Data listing
- - - - - - -
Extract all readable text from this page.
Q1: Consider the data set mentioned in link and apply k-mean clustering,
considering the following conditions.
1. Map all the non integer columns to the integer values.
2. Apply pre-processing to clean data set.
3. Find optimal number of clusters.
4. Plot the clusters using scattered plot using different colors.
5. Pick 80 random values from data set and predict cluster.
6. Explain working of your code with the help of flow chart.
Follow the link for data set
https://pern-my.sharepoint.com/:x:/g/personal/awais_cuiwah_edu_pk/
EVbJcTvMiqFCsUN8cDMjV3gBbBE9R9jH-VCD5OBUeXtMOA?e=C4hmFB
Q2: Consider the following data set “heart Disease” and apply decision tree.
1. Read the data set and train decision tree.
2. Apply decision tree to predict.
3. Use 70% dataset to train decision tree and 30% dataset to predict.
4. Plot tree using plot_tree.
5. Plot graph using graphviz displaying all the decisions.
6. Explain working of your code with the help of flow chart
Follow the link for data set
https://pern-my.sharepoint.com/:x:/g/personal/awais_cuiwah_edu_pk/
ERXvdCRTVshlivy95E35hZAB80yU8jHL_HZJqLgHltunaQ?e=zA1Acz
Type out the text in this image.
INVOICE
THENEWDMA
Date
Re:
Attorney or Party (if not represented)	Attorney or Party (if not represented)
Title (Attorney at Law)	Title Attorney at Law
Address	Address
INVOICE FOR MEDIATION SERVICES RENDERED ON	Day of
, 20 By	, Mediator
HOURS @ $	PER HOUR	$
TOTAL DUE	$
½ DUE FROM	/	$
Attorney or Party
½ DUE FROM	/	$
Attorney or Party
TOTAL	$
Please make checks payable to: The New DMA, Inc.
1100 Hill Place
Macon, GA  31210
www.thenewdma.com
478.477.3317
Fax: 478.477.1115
- - - - - - -
SHORT EXERCISE: Reproduce the entire listing word for word.

RESPONSE:
Extract all readable text from this page.
Q1: Consider the data set mentioned in link and apply k-mean clustering,
considering the following conditions.
1. Map all the non integer columns to the integer values.
2. Apply pre-processing to clean data set.
3. Find optimal number of clusters.
4. Plot the clusters using scattered plot using different colors.
5. Pick 80 random values from data set and predict cluster.
6. Explain working of your code with the help of flow chart.
Follow the link for data set
https://pern-my.sharepoint.com/:x:/g/personal/awais_cuiwah_edu_pk/
EVbJcTvMiqFCsUN8cDMjV3gBbBE9R9jH-VCD5OBUeXtMOA?e=C4hmFB
Q2: Consider the following data set “heart Disease” and apply decision tree.
1. Read the data set and train decision tree.
2. Apply decision tree to predict.
3. Use 70% dataset to train decision tree and 30% dataset to predict.
4. Plot tree using plot_tree.
5. Plot graph using graphviz displaying all the decisions.
6. Explain working of your code with the help of flow chart
Follow the link for data set
https://pern-my.sharepoint.com/:x:/g/personal/awais_cuiwah_edu_pk/
ERXvdCRTVshlivy95E35hZAB80yU8jHL_HZJqLgHltunaQ?e=zA1Acz
Type out the text in this image.
INVOICE
THENEWDMA
Date
Re:
Attorney or Party (if not represented)	Attorney or Party (if not represented)
Title (Attorney at Law)	Title Attorney at Law
Address	Address
INVOICE FOR MEDIATION SERVICES RENDERED ON	Day of
, 20 By	, Mediator
HOURS @ $	PER HOUR	$
TOTAL DUE	$
½ DUE FROM	/	$
Attorney or Party
½ DUE FROM	/	$
Attorney or Party
TOTAL	$
Please make checks payable to: The New DMA, Inc.
1100 Hill Place
Macon, GA  31210
www.thenewdma.com
478.477.3317
Fax: 478.477.1115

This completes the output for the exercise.